BEGIN Input records

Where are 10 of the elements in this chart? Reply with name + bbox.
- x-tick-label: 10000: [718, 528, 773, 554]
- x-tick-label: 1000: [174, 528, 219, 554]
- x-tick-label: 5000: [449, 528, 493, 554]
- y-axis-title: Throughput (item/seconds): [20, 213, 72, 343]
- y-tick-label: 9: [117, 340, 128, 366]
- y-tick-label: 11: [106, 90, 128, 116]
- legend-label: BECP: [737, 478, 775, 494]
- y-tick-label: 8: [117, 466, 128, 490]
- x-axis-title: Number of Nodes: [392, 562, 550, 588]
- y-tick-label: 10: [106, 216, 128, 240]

END Input records

Copy these records line for line, with nothing changed.

Where are 10 of the elements in this chart? Reply with name + bbox.
- x-tick-label: 10000: [718, 528, 773, 554]
- x-tick-label: 1000: [174, 528, 219, 554]
- x-tick-label: 5000: [449, 528, 493, 554]
- y-axis-title: Throughput (item/seconds): [20, 213, 72, 343]
- y-tick-label: 9: [117, 340, 128, 366]
- y-tick-label: 11: [106, 90, 128, 116]
- legend-label: BECP: [737, 478, 775, 494]
- y-tick-label: 8: [117, 466, 128, 490]
- x-axis-title: Number of Nodes: [392, 562, 550, 588]
- y-tick-label: 10: [106, 216, 128, 240]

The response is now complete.